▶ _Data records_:
..........

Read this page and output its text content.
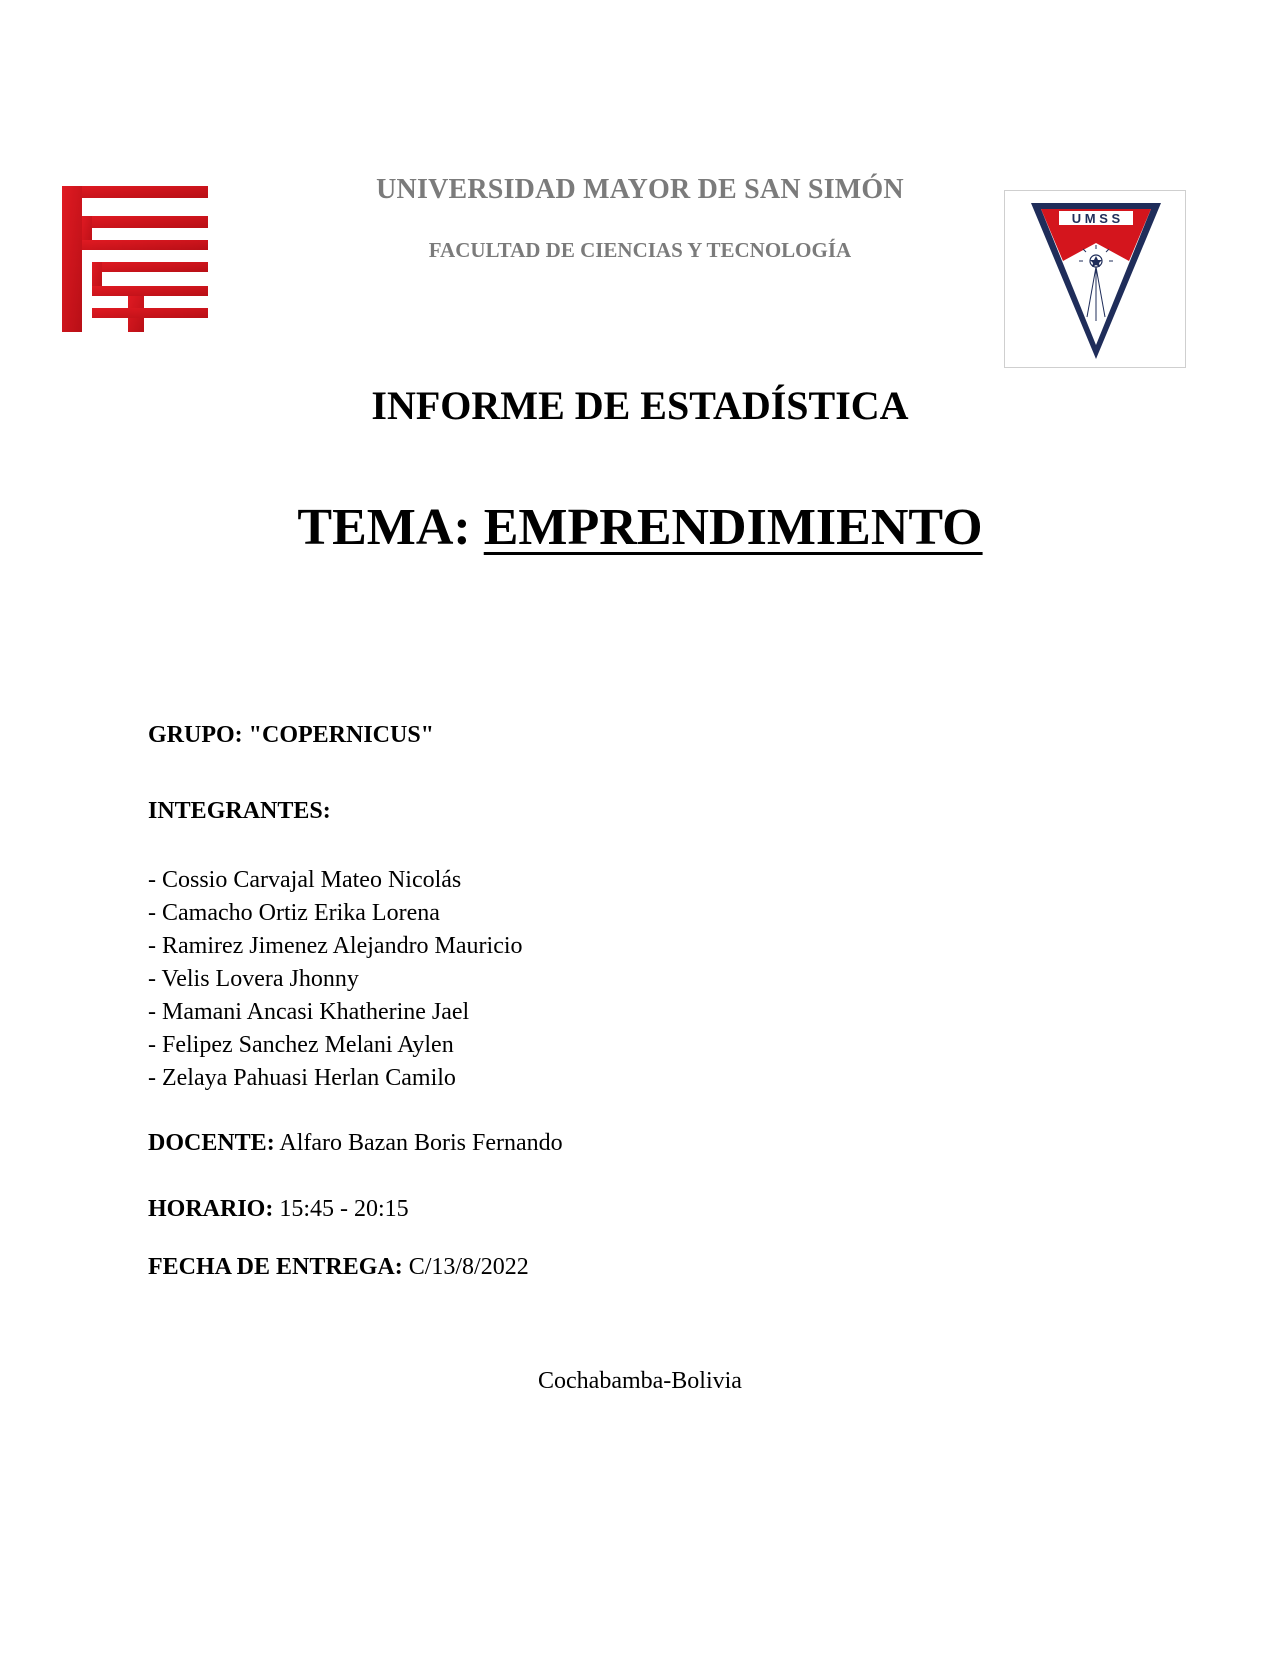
UNIVERSIDAD MAYOR DE SAN SIMÓN
FACULTAD DE CIENCIAS Y TECNOLOGÍA
U M S S
INFORME DE ESTADÍSTICA
TEMA: EMPRENDIMIENTO
GRUPO: "COPERNICUS"
INTEGRANTES:
- Cossio Carvajal Mateo Nicolás
- Camacho Ortiz Erika Lorena
- Ramirez Jimenez Alejandro Mauricio
- Velis Lovera Jhonny
- Mamani Ancasi Khatherine Jael
- Felipez Sanchez Melani Aylen
- Zelaya Pahuasi Herlan Camilo
DOCENTE: Alfaro Bazan Boris Fernando
HORARIO: 15:45 - 20:15
FECHA DE ENTREGA: C/13/8/2022
Cochabamba-Bolivia
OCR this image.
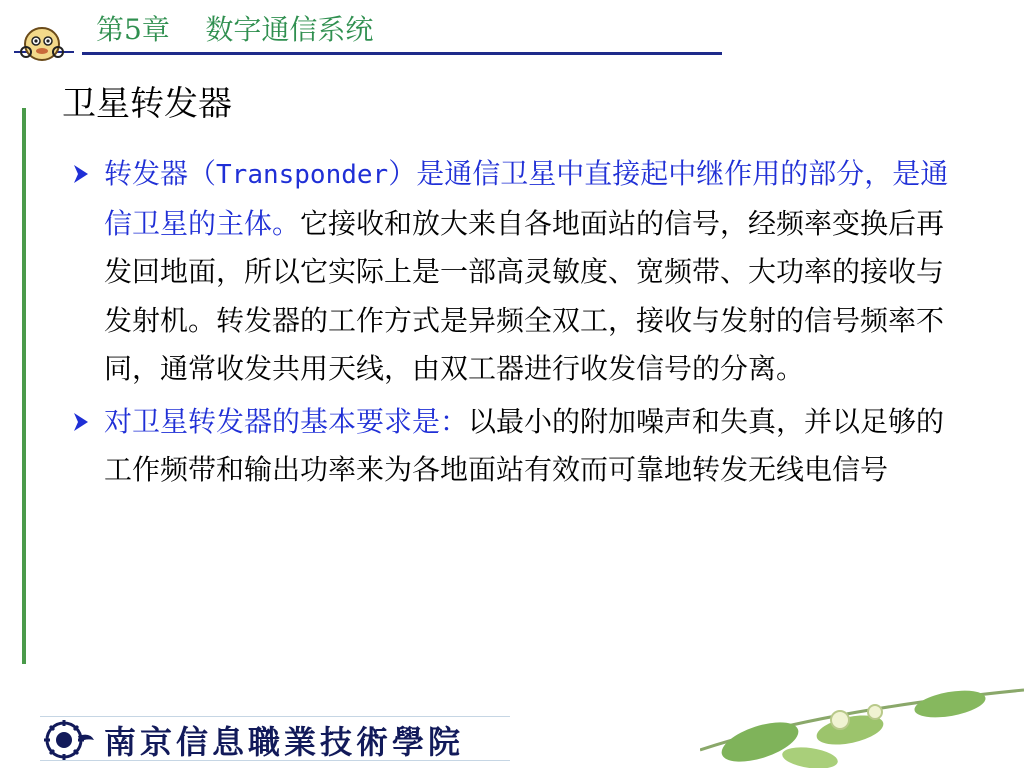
第5章    数字通信系统
卫星转发器

转发器（Transponder）是通信卫星中直接起中继作用的部分，是通信卫星的主体。它接收和放大来自各地面站的信号，经频率变换后再发回地面，所以它实际上是一部高灵敏度、宽频带、大功率的接收与发射机。转发器的工作方式是异频全双工，接收与发射的信号频率不同，通常收发共用天线，由双工器进行收发信号的分离。

对卫星转发器的基本要求是：以最小的附加噪声和失真，并以足够的工作频带和输出功率来为各地面站有效而可靠地转发无线电信号

南京信息職業技術學院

..........

▶ _TO BE DONE_: In the records above, find the line containing "OCR this image.". Reproduce it and every line after it through the last line, omitting pictures.

▶ _RESULT OF THE EXERCISE_:
OCR this image.
第5章    数字通信系统
卫星转发器

转发器（Transponder）是通信卫星中直接起中继作用的部分，是通信卫星的主体。它接收和放大来自各地面站的信号，经频率变换后再发回地面，所以它实际上是一部高灵敏度、宽频带、大功率的接收与发射机。转发器的工作方式是异频全双工，接收与发射的信号频率不同，通常收发共用天线，由双工器进行收发信号的分离。

对卫星转发器的基本要求是：以最小的附加噪声和失真，并以足够的工作频带和输出功率来为各地面站有效而可靠地转发无线电信号

南京信息職業技術學院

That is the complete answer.